-------- DATA SHOWN --------

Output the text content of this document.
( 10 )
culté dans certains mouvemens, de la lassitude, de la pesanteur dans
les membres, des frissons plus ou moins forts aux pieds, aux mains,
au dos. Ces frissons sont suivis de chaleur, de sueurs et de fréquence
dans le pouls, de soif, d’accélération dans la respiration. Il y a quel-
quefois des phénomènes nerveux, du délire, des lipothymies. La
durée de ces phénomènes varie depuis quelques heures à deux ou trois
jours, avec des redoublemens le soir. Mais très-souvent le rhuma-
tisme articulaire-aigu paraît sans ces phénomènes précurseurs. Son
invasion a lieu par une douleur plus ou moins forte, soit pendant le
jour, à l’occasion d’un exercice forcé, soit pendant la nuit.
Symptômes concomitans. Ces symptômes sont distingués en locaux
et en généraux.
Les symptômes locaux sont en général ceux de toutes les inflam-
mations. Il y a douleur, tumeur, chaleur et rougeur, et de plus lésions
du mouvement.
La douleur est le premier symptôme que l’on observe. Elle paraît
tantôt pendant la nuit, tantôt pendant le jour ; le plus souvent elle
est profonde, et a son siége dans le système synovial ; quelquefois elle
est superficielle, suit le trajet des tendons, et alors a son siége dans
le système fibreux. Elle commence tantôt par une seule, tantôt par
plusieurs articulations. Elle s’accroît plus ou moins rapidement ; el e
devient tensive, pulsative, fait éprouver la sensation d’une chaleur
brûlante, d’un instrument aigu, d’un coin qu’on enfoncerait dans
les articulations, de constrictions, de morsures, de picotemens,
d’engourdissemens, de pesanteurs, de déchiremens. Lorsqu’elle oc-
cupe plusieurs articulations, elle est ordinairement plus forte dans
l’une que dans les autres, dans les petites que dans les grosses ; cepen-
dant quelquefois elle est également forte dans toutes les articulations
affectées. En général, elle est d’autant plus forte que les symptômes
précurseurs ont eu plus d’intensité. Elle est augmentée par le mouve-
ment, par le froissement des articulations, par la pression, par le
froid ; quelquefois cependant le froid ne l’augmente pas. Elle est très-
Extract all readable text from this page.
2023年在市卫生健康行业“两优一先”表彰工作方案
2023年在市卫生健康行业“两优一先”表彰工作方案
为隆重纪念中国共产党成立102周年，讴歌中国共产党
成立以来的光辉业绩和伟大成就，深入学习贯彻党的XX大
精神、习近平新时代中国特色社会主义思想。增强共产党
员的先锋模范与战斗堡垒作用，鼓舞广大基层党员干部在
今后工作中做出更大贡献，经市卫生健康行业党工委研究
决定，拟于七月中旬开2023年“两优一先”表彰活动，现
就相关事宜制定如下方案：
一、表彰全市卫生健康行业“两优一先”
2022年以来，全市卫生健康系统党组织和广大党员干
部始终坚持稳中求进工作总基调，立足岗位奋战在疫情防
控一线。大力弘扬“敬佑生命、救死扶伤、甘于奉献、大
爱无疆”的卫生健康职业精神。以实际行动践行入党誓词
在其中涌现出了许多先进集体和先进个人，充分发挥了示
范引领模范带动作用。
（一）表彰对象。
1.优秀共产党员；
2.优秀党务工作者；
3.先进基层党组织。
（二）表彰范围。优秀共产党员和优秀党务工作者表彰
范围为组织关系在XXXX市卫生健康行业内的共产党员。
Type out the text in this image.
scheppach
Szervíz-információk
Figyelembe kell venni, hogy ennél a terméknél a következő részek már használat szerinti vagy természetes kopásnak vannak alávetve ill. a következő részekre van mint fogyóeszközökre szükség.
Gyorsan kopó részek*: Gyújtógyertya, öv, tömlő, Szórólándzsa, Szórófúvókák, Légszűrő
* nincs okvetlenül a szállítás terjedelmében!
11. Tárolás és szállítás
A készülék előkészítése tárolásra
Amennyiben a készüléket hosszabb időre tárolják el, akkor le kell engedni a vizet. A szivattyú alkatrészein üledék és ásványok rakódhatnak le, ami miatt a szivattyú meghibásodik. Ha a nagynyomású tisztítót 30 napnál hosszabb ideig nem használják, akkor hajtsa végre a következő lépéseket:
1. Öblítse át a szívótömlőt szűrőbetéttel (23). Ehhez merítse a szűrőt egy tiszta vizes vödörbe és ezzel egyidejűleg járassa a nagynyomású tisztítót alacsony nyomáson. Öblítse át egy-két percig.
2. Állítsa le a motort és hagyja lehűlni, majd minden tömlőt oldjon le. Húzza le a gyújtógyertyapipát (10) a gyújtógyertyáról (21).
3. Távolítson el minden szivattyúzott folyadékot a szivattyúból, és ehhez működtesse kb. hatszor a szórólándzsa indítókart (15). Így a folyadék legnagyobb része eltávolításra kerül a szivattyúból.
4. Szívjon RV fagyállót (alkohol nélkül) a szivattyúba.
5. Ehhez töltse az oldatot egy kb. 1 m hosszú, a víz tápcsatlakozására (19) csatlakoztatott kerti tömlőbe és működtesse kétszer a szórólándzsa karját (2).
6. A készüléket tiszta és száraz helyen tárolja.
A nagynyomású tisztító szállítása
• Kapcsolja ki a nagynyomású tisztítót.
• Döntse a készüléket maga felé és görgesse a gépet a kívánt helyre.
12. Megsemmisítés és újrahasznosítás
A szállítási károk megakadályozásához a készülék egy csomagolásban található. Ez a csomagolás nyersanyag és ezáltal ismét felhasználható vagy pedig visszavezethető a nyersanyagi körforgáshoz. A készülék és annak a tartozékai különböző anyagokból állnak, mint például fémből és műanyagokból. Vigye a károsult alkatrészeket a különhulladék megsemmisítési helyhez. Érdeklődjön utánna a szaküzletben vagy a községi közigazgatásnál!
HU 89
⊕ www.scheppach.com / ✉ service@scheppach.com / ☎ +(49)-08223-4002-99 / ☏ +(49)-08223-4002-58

--------

- [REQUIREMENTS]
Reproduce each entry from the records above, character for character.

- [SOLUTION FOR THIS TASK]
Output the text content of this document.
( 10 )
culté dans certains mouvemens, de la lassitude, de la pesanteur dans
les membres, des frissons plus ou moins forts aux pieds, aux mains,
au dos. Ces frissons sont suivis de chaleur, de sueurs et de fréquence
dans le pouls, de soif, d’accélération dans la respiration. Il y a quel-
quefois des phénomènes nerveux, du délire, des lipothymies. La
durée de ces phénomènes varie depuis quelques heures à deux ou trois
jours, avec des redoublemens le soir. Mais très-souvent le rhuma-
tisme articulaire-aigu paraît sans ces phénomènes précurseurs. Son
invasion a lieu par une douleur plus ou moins forte, soit pendant le
jour, à l’occasion d’un exercice forcé, soit pendant la nuit.
Symptômes concomitans. Ces symptômes sont distingués en locaux
et en généraux.
Les symptômes locaux sont en général ceux de toutes les inflam-
mations. Il y a douleur, tumeur, chaleur et rougeur, et de plus lésions
du mouvement.
La douleur est le premier symptôme que l’on observe. Elle paraît
tantôt pendant la nuit, tantôt pendant le jour ; le plus souvent elle
est profonde, et a son siége dans le système synovial ; quelquefois elle
est superficielle, suit le trajet des tendons, et alors a son siége dans
le système fibreux. Elle commence tantôt par une seule, tantôt par
plusieurs articulations. Elle s’accroît plus ou moins rapidement ; el e
devient tensive, pulsative, fait éprouver la sensation d’une chaleur
brûlante, d’un instrument aigu, d’un coin qu’on enfoncerait dans
les articulations, de constrictions, de morsures, de picotemens,
d’engourdissemens, de pesanteurs, de déchiremens. Lorsqu’elle oc-
cupe plusieurs articulations, elle est ordinairement plus forte dans
l’une que dans les autres, dans les petites que dans les grosses ; cepen-
dant quelquefois elle est également forte dans toutes les articulations
affectées. En général, elle est d’autant plus forte que les symptômes
précurseurs ont eu plus d’intensité. Elle est augmentée par le mouve-
ment, par le froissement des articulations, par la pression, par le
froid ; quelquefois cependant le froid ne l’augmente pas. Elle est très-
Extract all readable text from this page.
2023年在市卫生健康行业“两优一先”表彰工作方案
2023年在市卫生健康行业“两优一先”表彰工作方案
为隆重纪念中国共产党成立102周年，讴歌中国共产党
成立以来的光辉业绩和伟大成就，深入学习贯彻党的XX大
精神、习近平新时代中国特色社会主义思想。增强共产党
员的先锋模范与战斗堡垒作用，鼓舞广大基层党员干部在
今后工作中做出更大贡献，经市卫生健康行业党工委研究
决定，拟于七月中旬开2023年“两优一先”表彰活动，现
就相关事宜制定如下方案：
一、表彰全市卫生健康行业“两优一先”
2022年以来，全市卫生健康系统党组织和广大党员干
部始终坚持稳中求进工作总基调，立足岗位奋战在疫情防
控一线。大力弘扬“敬佑生命、救死扶伤、甘于奉献、大
爱无疆”的卫生健康职业精神。以实际行动践行入党誓词
在其中涌现出了许多先进集体和先进个人，充分发挥了示
范引领模范带动作用。
（一）表彰对象。
1.优秀共产党员；
2.优秀党务工作者；
3.先进基层党组织。
（二）表彰范围。优秀共产党员和优秀党务工作者表彰
范围为组织关系在XXXX市卫生健康行业内的共产党员。
Type out the text in this image.
scheppach
Szervíz-információk
Figyelembe kell venni, hogy ennél a terméknél a következő részek már használat szerinti vagy természetes kopásnak vannak alávetve ill. a következő részekre van mint fogyóeszközökre szükség.
Gyorsan kopó részek*: Gyújtógyertya, öv, tömlő, Szórólándzsa, Szórófúvókák, Légszűrő
* nincs okvetlenül a szállítás terjedelmében!
11. Tárolás és szállítás
A készülék előkészítése tárolásra
Amennyiben a készüléket hosszabb időre tárolják el, akkor le kell engedni a vizet. A szivattyú alkatrészein üledék és ásványok rakódhatnak le, ami miatt a szivattyú meghibásodik. Ha a nagynyomású tisztítót 30 napnál hosszabb ideig nem használják, akkor hajtsa végre a következő lépéseket:
1. Öblítse át a szívótömlőt szűrőbetéttel (23). Ehhez merítse a szűrőt egy tiszta vizes vödörbe és ezzel egyidejűleg járassa a nagynyomású tisztítót alacsony nyomáson. Öblítse át egy-két percig.
2. Állítsa le a motort és hagyja lehűlni, majd minden tömlőt oldjon le. Húzza le a gyújtógyertyapipát (10) a gyújtógyertyáról (21).
3. Távolítson el minden szivattyúzott folyadékot a szivattyúból, és ehhez működtesse kb. hatszor a szórólándzsa indítókart (15). Így a folyadék legnagyobb része eltávolításra kerül a szivattyúból.
4. Szívjon RV fagyállót (alkohol nélkül) a szivattyúba.
5. Ehhez töltse az oldatot egy kb. 1 m hosszú, a víz tápcsatlakozására (19) csatlakoztatott kerti tömlőbe és működtesse kétszer a szórólándzsa karját (2).
6. A készüléket tiszta és száraz helyen tárolja.
A nagynyomású tisztító szállítása
• Kapcsolja ki a nagynyomású tisztítót.
• Döntse a készüléket maga felé és görgesse a gépet a kívánt helyre.
12. Megsemmisítés és újrahasznosítás
A szállítási károk megakadályozásához a készülék egy csomagolásban található. Ez a csomagolás nyersanyag és ezáltal ismét felhasználható vagy pedig visszavezethető a nyersanyagi körforgáshoz. A készülék és annak a tartozékai különböző anyagokból állnak, mint például fémből és műanyagokból. Vigye a károsult alkatrészeket a különhulladék megsemmisítési helyhez. Érdeklődjön utánna a szaküzletben vagy a községi közigazgatásnál!
HU 89
⊕ www.scheppach.com / ✉ service@scheppach.com / ☎ +(49)-08223-4002-99 / ☏ +(49)-08223-4002-58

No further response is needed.